** Start of MATERIAL SHOWN **
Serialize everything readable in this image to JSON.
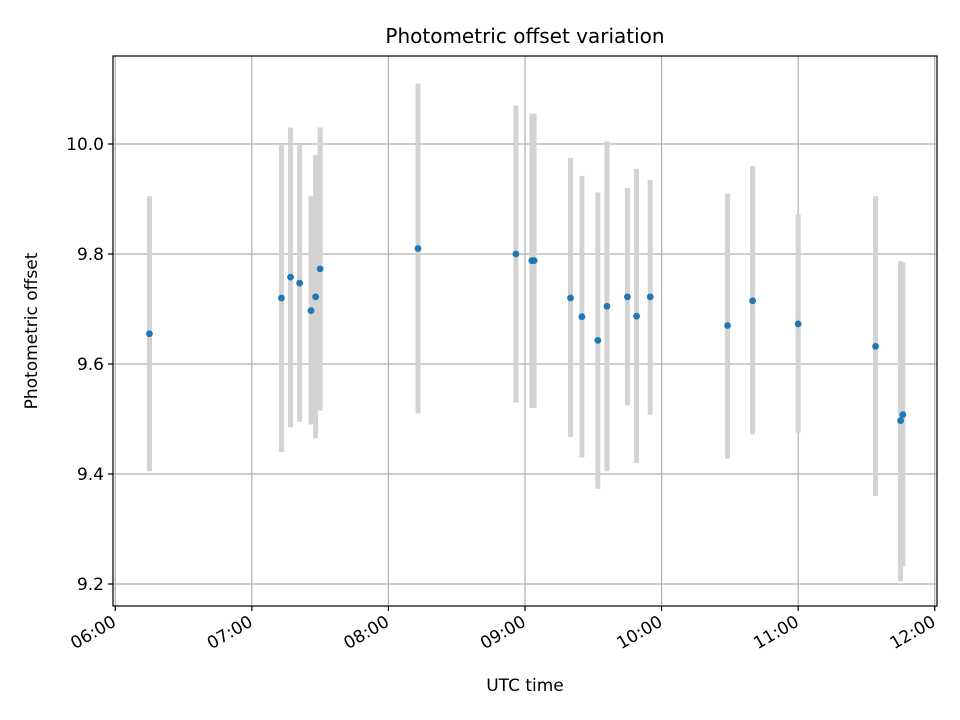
{
  "chart_data": {
    "type": "scatter",
    "title": "Photometric offset variation",
    "xlabel": "UTC time",
    "ylabel": "Photometric offset",
    "xlim": [
      "05:59",
      "12:01"
    ],
    "ylim": [
      9.16,
      10.16
    ],
    "x_ticks": [
      "06:00",
      "07:00",
      "08:00",
      "09:00",
      "10:00",
      "11:00",
      "12:00"
    ],
    "y_ticks": [
      "9.2",
      "9.4",
      "9.6",
      "9.8",
      "10.0"
    ],
    "grid": true,
    "marker_color": "#1f77b4",
    "errorbar_color": "#d3d3d3",
    "points": [
      {
        "time": "06:15",
        "y": 9.655,
        "low": 9.405,
        "high": 9.905
      },
      {
        "time": "07:13",
        "y": 9.72,
        "low": 9.44,
        "high": 10.0
      },
      {
        "time": "07:17",
        "y": 9.758,
        "low": 9.485,
        "high": 10.03
      },
      {
        "time": "07:21",
        "y": 9.747,
        "low": 9.495,
        "high": 10.0
      },
      {
        "time": "07:26",
        "y": 9.697,
        "low": 9.49,
        "high": 9.905
      },
      {
        "time": "07:28",
        "y": 9.722,
        "low": 9.465,
        "high": 9.98
      },
      {
        "time": "07:30",
        "y": 9.773,
        "low": 9.515,
        "high": 10.03
      },
      {
        "time": "08:13",
        "y": 9.81,
        "low": 9.51,
        "high": 10.11
      },
      {
        "time": "08:56",
        "y": 9.8,
        "low": 9.53,
        "high": 10.07
      },
      {
        "time": "09:03",
        "y": 9.788,
        "low": 9.52,
        "high": 10.055
      },
      {
        "time": "09:04",
        "y": 9.788,
        "low": 9.52,
        "high": 10.055
      },
      {
        "time": "09:20",
        "y": 9.72,
        "low": 9.467,
        "high": 9.975
      },
      {
        "time": "09:25",
        "y": 9.686,
        "low": 9.43,
        "high": 9.942
      },
      {
        "time": "09:32",
        "y": 9.643,
        "low": 9.373,
        "high": 9.912
      },
      {
        "time": "09:36",
        "y": 9.705,
        "low": 9.405,
        "high": 10.005
      },
      {
        "time": "09:45",
        "y": 9.722,
        "low": 9.525,
        "high": 9.92
      },
      {
        "time": "09:49",
        "y": 9.687,
        "low": 9.42,
        "high": 9.955
      },
      {
        "time": "09:55",
        "y": 9.722,
        "low": 9.508,
        "high": 9.935
      },
      {
        "time": "10:29",
        "y": 9.67,
        "low": 9.428,
        "high": 9.91
      },
      {
        "time": "10:40",
        "y": 9.715,
        "low": 9.472,
        "high": 9.96
      },
      {
        "time": "11:00",
        "y": 9.673,
        "low": 9.475,
        "high": 9.872
      },
      {
        "time": "11:34",
        "y": 9.632,
        "low": 9.36,
        "high": 9.905
      },
      {
        "time": "11:45",
        "y": 9.497,
        "low": 9.205,
        "high": 9.787
      },
      {
        "time": "11:46",
        "y": 9.508,
        "low": 9.232,
        "high": 9.785
      }
    ]
  }
}
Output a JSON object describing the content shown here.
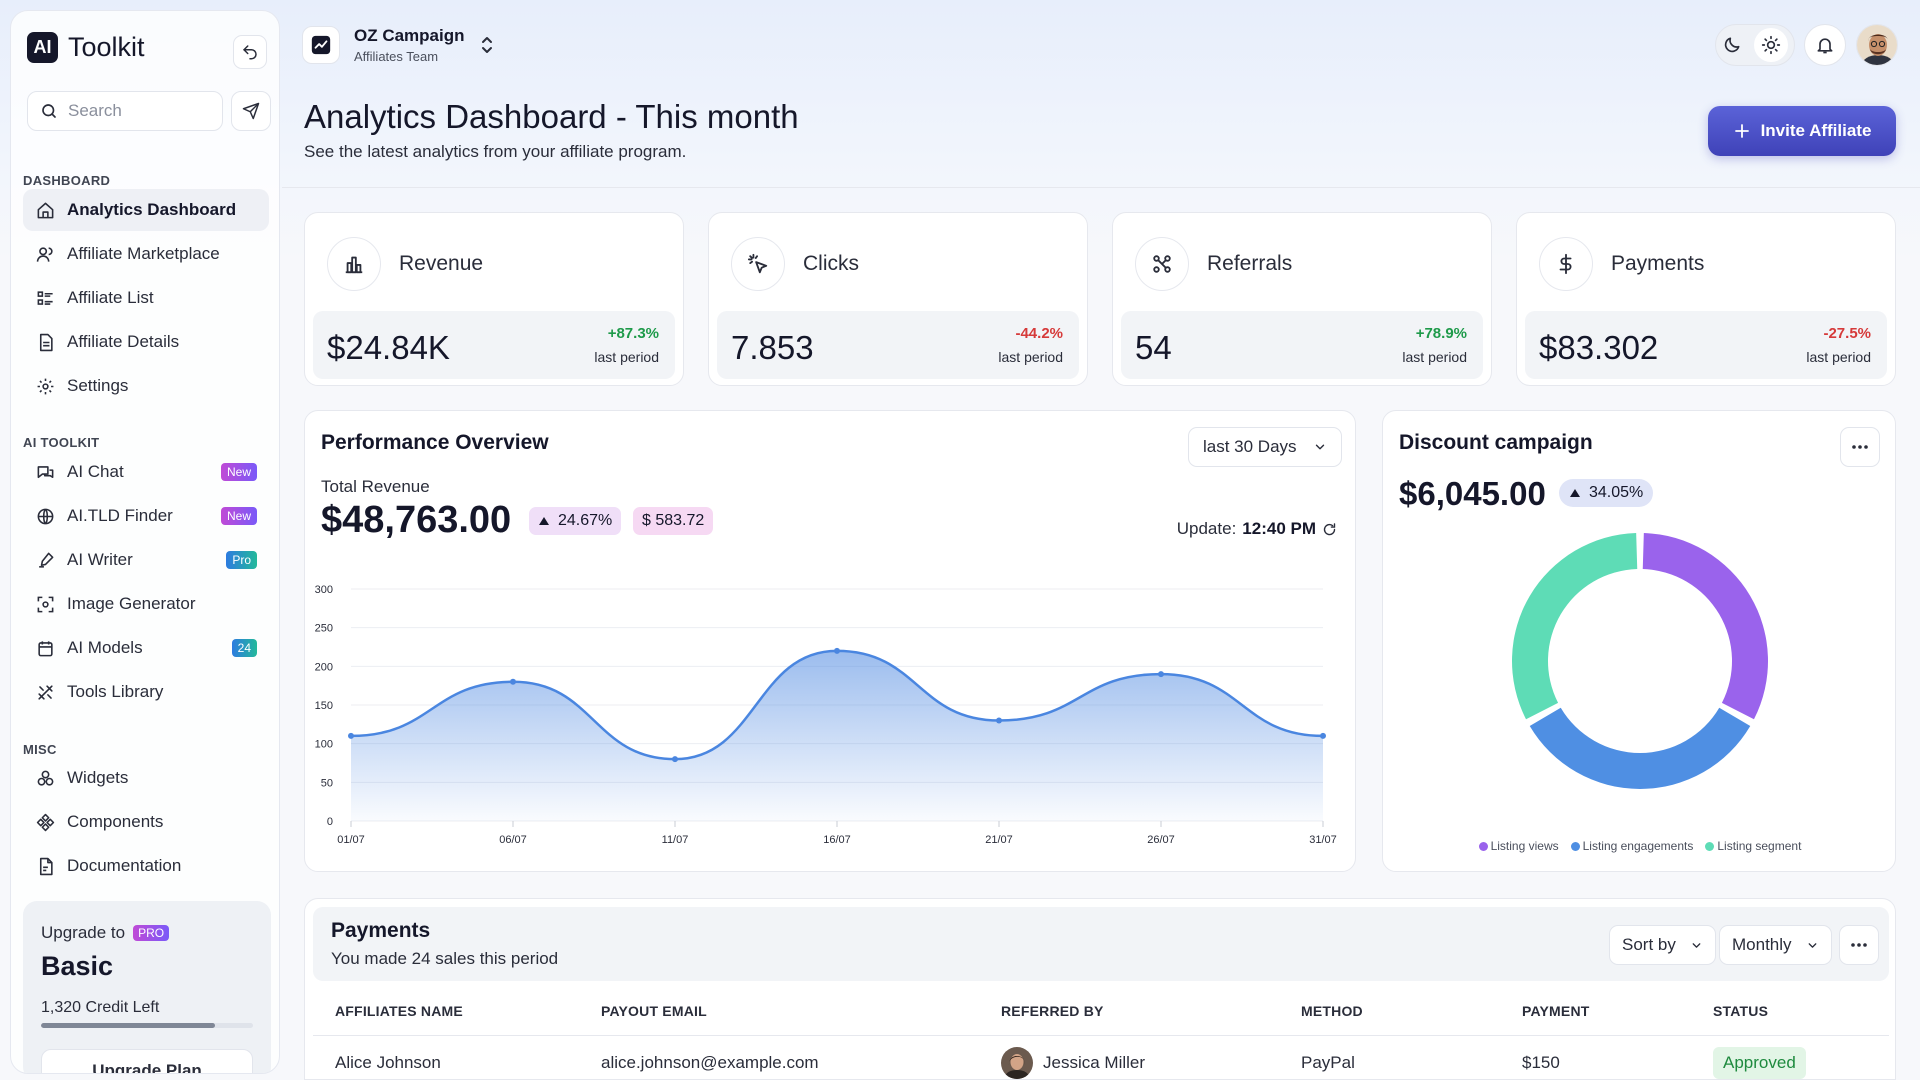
{
  "sidebar": {
    "brand_box": "AI",
    "brand_text": "Toolkit",
    "search_placeholder": "Search",
    "sections": {
      "dashboard": "DASHBOARD",
      "ai_toolkit": "AI TOOLKIT",
      "misc": "MISC"
    },
    "dashboard_items": [
      {
        "label": "Analytics Dashboard",
        "icon": "home-icon",
        "active": true
      },
      {
        "label": "Affiliate Marketplace",
        "icon": "users-icon"
      },
      {
        "label": "Affiliate List",
        "icon": "list-icon"
      },
      {
        "label": "Affiliate Details",
        "icon": "file-icon"
      },
      {
        "label": "Settings",
        "icon": "gear-icon"
      }
    ],
    "ai_items": [
      {
        "label": "AI Chat",
        "icon": "chat-icon",
        "badge": "New"
      },
      {
        "label": "AI.TLD Finder",
        "icon": "globe-icon",
        "badge": "New"
      },
      {
        "label": "AI Writer",
        "icon": "pen-icon",
        "badge": "Pro"
      },
      {
        "label": "Image Generator",
        "icon": "image-scan-icon"
      },
      {
        "label": "AI Models",
        "icon": "calendar-icon",
        "badge": "24"
      },
      {
        "label": "Tools Library",
        "icon": "tools-icon"
      }
    ],
    "misc_items": [
      {
        "label": "Widgets",
        "icon": "widgets-icon"
      },
      {
        "label": "Components",
        "icon": "components-icon"
      },
      {
        "label": "Documentation",
        "icon": "document-icon"
      }
    ],
    "upgrade": {
      "line1": "Upgrade to",
      "tag": "PRO",
      "plan": "Basic",
      "credit": "1,320 Credit Left",
      "credit_fraction": 0.82,
      "button": "Upgrade Plan"
    }
  },
  "topbar": {
    "project_name": "OZ Campaign",
    "project_team": "Affiliates Team"
  },
  "header": {
    "title": "Analytics Dashboard - This month",
    "subtitle": "See the latest analytics from your affiliate program.",
    "invite_label": "Invite Affiliate"
  },
  "stats": [
    {
      "label": "Revenue",
      "icon": "bar-chart-icon",
      "value": "$24.84K",
      "change": "+87.3%",
      "period": "last period",
      "trend": "up"
    },
    {
      "label": "Clicks",
      "icon": "click-icon",
      "value": "7.853",
      "change": "-44.2%",
      "period": "last period",
      "trend": "down"
    },
    {
      "label": "Referrals",
      "icon": "referral-icon",
      "value": "54",
      "change": "+78.9%",
      "period": "last period",
      "trend": "up"
    },
    {
      "label": "Payments",
      "icon": "dollar-icon",
      "value": "$83.302",
      "change": "-27.5%",
      "period": "last period",
      "trend": "down"
    }
  ],
  "performance": {
    "title": "Performance Overview",
    "range": "last 30 Days",
    "total_label": "Total Revenue",
    "total_value": "$48,763.00",
    "pill_percent": "24.67%",
    "pill_amount": "$ 583.72",
    "update_label": "Update:",
    "update_time": "12:40 PM"
  },
  "chart_data": {
    "type": "area",
    "x": [
      "01/07",
      "06/07",
      "11/07",
      "16/07",
      "21/07",
      "26/07",
      "31/07"
    ],
    "values": [
      110,
      180,
      80,
      220,
      130,
      190,
      110
    ],
    "ylim": [
      0,
      300
    ],
    "yticks": [
      0,
      50,
      100,
      150,
      200,
      250,
      300
    ],
    "grid": true,
    "color": "#4a86e0"
  },
  "discount": {
    "title": "Discount campaign",
    "value": "$6,045.00",
    "pill": "34.05%",
    "donut": [
      {
        "name": "Listing views",
        "value": 33,
        "color": "#9a63ec"
      },
      {
        "name": "Listing engagements",
        "value": 34,
        "color": "#4f8fe3"
      },
      {
        "name": "Listing segment",
        "value": 33,
        "color": "#5edcb6"
      }
    ]
  },
  "payments": {
    "title": "Payments",
    "subtitle": "You made 24 sales this period",
    "sort_label": "Sort by",
    "period_label": "Monthly",
    "columns": [
      "AFFILIATES NAME",
      "PAYOUT EMAIL",
      "REFERRED BY",
      "METHOD",
      "PAYMENT",
      "STATUS"
    ],
    "rows": [
      {
        "name": "Alice Johnson",
        "email": "alice.johnson@example.com",
        "referred_by": "Jessica Miller",
        "method": "PayPal",
        "payment": "$150",
        "status": "Approved"
      }
    ]
  }
}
** End of MATERIAL SHOWN **
Copy every line of the data word for word, omitting the images.

* FINISHED EXERCISE
Serialize everything readable in this image to JSON.
{
  "chart_data": {
    "type": "scatter",
    "title": "Photometric offset variation",
    "xlabel": "UTC time",
    "ylabel": "Photometric offset",
    "xlim": [
      "05:59",
      "12:01"
    ],
    "ylim": [
      9.16,
      10.16
    ],
    "x_ticks": [
      "06:00",
      "07:00",
      "08:00",
      "09:00",
      "10:00",
      "11:00",
      "12:00"
    ],
    "y_ticks": [
      "9.2",
      "9.4",
      "9.6",
      "9.8",
      "10.0"
    ],
    "grid": true,
    "marker_color": "#1f77b4",
    "errorbar_color": "#d3d3d3",
    "points": [
      {
        "time": "06:15",
        "y": 9.655,
        "low": 9.405,
        "high": 9.905
      },
      {
        "time": "07:13",
        "y": 9.72,
        "low": 9.44,
        "high": 10.0
      },
      {
        "time": "07:17",
        "y": 9.758,
        "low": 9.485,
        "high": 10.03
      },
      {
        "time": "07:21",
        "y": 9.747,
        "low": 9.495,
        "high": 10.0
      },
      {
        "time": "07:26",
        "y": 9.697,
        "low": 9.49,
        "high": 9.905
      },
      {
        "time": "07:28",
        "y": 9.722,
        "low": 9.465,
        "high": 9.98
      },
      {
        "time": "07:30",
        "y": 9.773,
        "low": 9.515,
        "high": 10.03
      },
      {
        "time": "08:13",
        "y": 9.81,
        "low": 9.51,
        "high": 10.11
      },
      {
        "time": "08:56",
        "y": 9.8,
        "low": 9.53,
        "high": 10.07
      },
      {
        "time": "09:03",
        "y": 9.788,
        "low": 9.52,
        "high": 10.055
      },
      {
        "time": "09:04",
        "y": 9.788,
        "low": 9.52,
        "high": 10.055
      },
      {
        "time": "09:20",
        "y": 9.72,
        "low": 9.467,
        "high": 9.975
      },
      {
        "time": "09:25",
        "y": 9.686,
        "low": 9.43,
        "high": 9.942
      },
      {
        "time": "09:32",
        "y": 9.643,
        "low": 9.373,
        "high": 9.912
      },
      {
        "time": "09:36",
        "y": 9.705,
        "low": 9.405,
        "high": 10.005
      },
      {
        "time": "09:45",
        "y": 9.722,
        "low": 9.525,
        "high": 9.92
      },
      {
        "time": "09:49",
        "y": 9.687,
        "low": 9.42,
        "high": 9.955
      },
      {
        "time": "09:55",
        "y": 9.722,
        "low": 9.508,
        "high": 9.935
      },
      {
        "time": "10:29",
        "y": 9.67,
        "low": 9.428,
        "high": 9.91
      },
      {
        "time": "10:40",
        "y": 9.715,
        "low": 9.472,
        "high": 9.96
      },
      {
        "time": "11:00",
        "y": 9.673,
        "low": 9.475,
        "high": 9.872
      },
      {
        "time": "11:34",
        "y": 9.632,
        "low": 9.36,
        "high": 9.905
      },
      {
        "time": "11:45",
        "y": 9.497,
        "low": 9.205,
        "high": 9.787
      },
      {
        "time": "11:46",
        "y": 9.508,
        "low": 9.232,
        "high": 9.785
      }
    ]
  }
}
Output a JSON object describing the content shown here.
{
  "sidebar": {
    "brand_box": "AI",
    "brand_text": "Toolkit",
    "search_placeholder": "Search",
    "sections": {
      "dashboard": "DASHBOARD",
      "ai_toolkit": "AI TOOLKIT",
      "misc": "MISC"
    },
    "dashboard_items": [
      {
        "label": "Analytics Dashboard",
        "icon": "home-icon",
        "active": true
      },
      {
        "label": "Affiliate Marketplace",
        "icon": "users-icon"
      },
      {
        "label": "Affiliate List",
        "icon": "list-icon"
      },
      {
        "label": "Affiliate Details",
        "icon": "file-icon"
      },
      {
        "label": "Settings",
        "icon": "gear-icon"
      }
    ],
    "ai_items": [
      {
        "label": "AI Chat",
        "icon": "chat-icon",
        "badge": "New"
      },
      {
        "label": "AI.TLD Finder",
        "icon": "globe-icon",
        "badge": "New"
      },
      {
        "label": "AI Writer",
        "icon": "pen-icon",
        "badge": "Pro"
      },
      {
        "label": "Image Generator",
        "icon": "image-scan-icon"
      },
      {
        "label": "AI Models",
        "icon": "calendar-icon",
        "badge": "24"
      },
      {
        "label": "Tools Library",
        "icon": "tools-icon"
      }
    ],
    "misc_items": [
      {
        "label": "Widgets",
        "icon": "widgets-icon"
      },
      {
        "label": "Components",
        "icon": "components-icon"
      },
      {
        "label": "Documentation",
        "icon": "document-icon"
      }
    ],
    "upgrade": {
      "line1": "Upgrade to",
      "tag": "PRO",
      "plan": "Basic",
      "credit": "1,320 Credit Left",
      "credit_fraction": 0.82,
      "button": "Upgrade Plan"
    }
  },
  "topbar": {
    "project_name": "OZ Campaign",
    "project_team": "Affiliates Team"
  },
  "header": {
    "title": "Analytics Dashboard - This month",
    "subtitle": "See the latest analytics from your affiliate program.",
    "invite_label": "Invite Affiliate"
  },
  "stats": [
    {
      "label": "Revenue",
      "icon": "bar-chart-icon",
      "value": "$24.84K",
      "change": "+87.3%",
      "period": "last period",
      "trend": "up"
    },
    {
      "label": "Clicks",
      "icon": "click-icon",
      "value": "7.853",
      "change": "-44.2%",
      "period": "last period",
      "trend": "down"
    },
    {
      "label": "Referrals",
      "icon": "referral-icon",
      "value": "54",
      "change": "+78.9%",
      "period": "last period",
      "trend": "up"
    },
    {
      "label": "Payments",
      "icon": "dollar-icon",
      "value": "$83.302",
      "change": "-27.5%",
      "period": "last period",
      "trend": "down"
    }
  ],
  "performance": {
    "title": "Performance Overview",
    "range": "last 30 Days",
    "total_label": "Total Revenue",
    "total_value": "$48,763.00",
    "pill_percent": "24.67%",
    "pill_amount": "$ 583.72",
    "update_label": "Update:",
    "update_time": "12:40 PM"
  },
  "chart_data": {
    "type": "area",
    "x": [
      "01/07",
      "06/07",
      "11/07",
      "16/07",
      "21/07",
      "26/07",
      "31/07"
    ],
    "values": [
      110,
      180,
      80,
      220,
      130,
      190,
      110
    ],
    "ylim": [
      0,
      300
    ],
    "yticks": [
      0,
      50,
      100,
      150,
      200,
      250,
      300
    ],
    "grid": true,
    "color": "#4a86e0"
  },
  "discount": {
    "title": "Discount campaign",
    "value": "$6,045.00",
    "pill": "34.05%",
    "donut": [
      {
        "name": "Listing views",
        "value": 33,
        "color": "#9a63ec"
      },
      {
        "name": "Listing engagements",
        "value": 34,
        "color": "#4f8fe3"
      },
      {
        "name": "Listing segment",
        "value": 33,
        "color": "#5edcb6"
      }
    ]
  },
  "payments": {
    "title": "Payments",
    "subtitle": "You made 24 sales this period",
    "sort_label": "Sort by",
    "period_label": "Monthly",
    "columns": [
      "AFFILIATES NAME",
      "PAYOUT EMAIL",
      "REFERRED BY",
      "METHOD",
      "PAYMENT",
      "STATUS"
    ],
    "rows": [
      {
        "name": "Alice Johnson",
        "email": "alice.johnson@example.com",
        "referred_by": "Jessica Miller",
        "method": "PayPal",
        "payment": "$150",
        "status": "Approved"
      }
    ]
  }
}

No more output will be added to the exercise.